* Data entries:

————————

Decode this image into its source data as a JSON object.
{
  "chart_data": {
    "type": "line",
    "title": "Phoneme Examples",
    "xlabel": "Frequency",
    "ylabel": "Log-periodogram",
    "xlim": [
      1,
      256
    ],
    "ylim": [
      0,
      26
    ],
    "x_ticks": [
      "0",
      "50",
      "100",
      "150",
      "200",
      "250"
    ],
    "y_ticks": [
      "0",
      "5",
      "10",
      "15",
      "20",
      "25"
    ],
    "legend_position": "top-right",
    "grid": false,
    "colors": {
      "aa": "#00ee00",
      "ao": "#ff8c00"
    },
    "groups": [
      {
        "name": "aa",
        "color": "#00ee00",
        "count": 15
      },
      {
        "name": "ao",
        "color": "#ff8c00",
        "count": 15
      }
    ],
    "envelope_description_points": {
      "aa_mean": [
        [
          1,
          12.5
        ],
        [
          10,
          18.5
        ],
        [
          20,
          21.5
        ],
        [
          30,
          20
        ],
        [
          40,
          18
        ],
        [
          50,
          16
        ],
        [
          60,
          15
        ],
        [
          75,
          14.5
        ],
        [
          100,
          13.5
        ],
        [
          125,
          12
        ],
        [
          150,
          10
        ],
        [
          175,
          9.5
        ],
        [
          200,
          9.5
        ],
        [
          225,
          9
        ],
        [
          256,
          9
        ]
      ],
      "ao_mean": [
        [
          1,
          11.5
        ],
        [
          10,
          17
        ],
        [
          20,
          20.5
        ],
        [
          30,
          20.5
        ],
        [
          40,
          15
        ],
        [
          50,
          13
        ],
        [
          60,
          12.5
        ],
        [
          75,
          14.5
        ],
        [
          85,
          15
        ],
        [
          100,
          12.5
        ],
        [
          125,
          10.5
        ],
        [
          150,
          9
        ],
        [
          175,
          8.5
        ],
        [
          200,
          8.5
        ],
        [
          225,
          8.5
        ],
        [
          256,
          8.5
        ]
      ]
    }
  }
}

————————

* EXERCISE REQUIREMENTS: Repeat every line of the records above exactly.

* WRITTEN SOLUTION:
Decode this image into its source data as a JSON object.
{
  "chart_data": {
    "type": "line",
    "title": "Phoneme Examples",
    "xlabel": "Frequency",
    "ylabel": "Log-periodogram",
    "xlim": [
      1,
      256
    ],
    "ylim": [
      0,
      26
    ],
    "x_ticks": [
      "0",
      "50",
      "100",
      "150",
      "200",
      "250"
    ],
    "y_ticks": [
      "0",
      "5",
      "10",
      "15",
      "20",
      "25"
    ],
    "legend_position": "top-right",
    "grid": false,
    "colors": {
      "aa": "#00ee00",
      "ao": "#ff8c00"
    },
    "groups": [
      {
        "name": "aa",
        "color": "#00ee00",
        "count": 15
      },
      {
        "name": "ao",
        "color": "#ff8c00",
        "count": 15
      }
    ],
    "envelope_description_points": {
      "aa_mean": [
        [
          1,
          12.5
        ],
        [
          10,
          18.5
        ],
        [
          20,
          21.5
        ],
        [
          30,
          20
        ],
        [
          40,
          18
        ],
        [
          50,
          16
        ],
        [
          60,
          15
        ],
        [
          75,
          14.5
        ],
        [
          100,
          13.5
        ],
        [
          125,
          12
        ],
        [
          150,
          10
        ],
        [
          175,
          9.5
        ],
        [
          200,
          9.5
        ],
        [
          225,
          9
        ],
        [
          256,
          9
        ]
      ],
      "ao_mean": [
        [
          1,
          11.5
        ],
        [
          10,
          17
        ],
        [
          20,
          20.5
        ],
        [
          30,
          20.5
        ],
        [
          40,
          15
        ],
        [
          50,
          13
        ],
        [
          60,
          12.5
        ],
        [
          75,
          14.5
        ],
        [
          85,
          15
        ],
        [
          100,
          12.5
        ],
        [
          125,
          10.5
        ],
        [
          150,
          9
        ],
        [
          175,
          8.5
        ],
        [
          200,
          8.5
        ],
        [
          225,
          8.5
        ],
        [
          256,
          8.5
        ]
      ]
    }
  }
}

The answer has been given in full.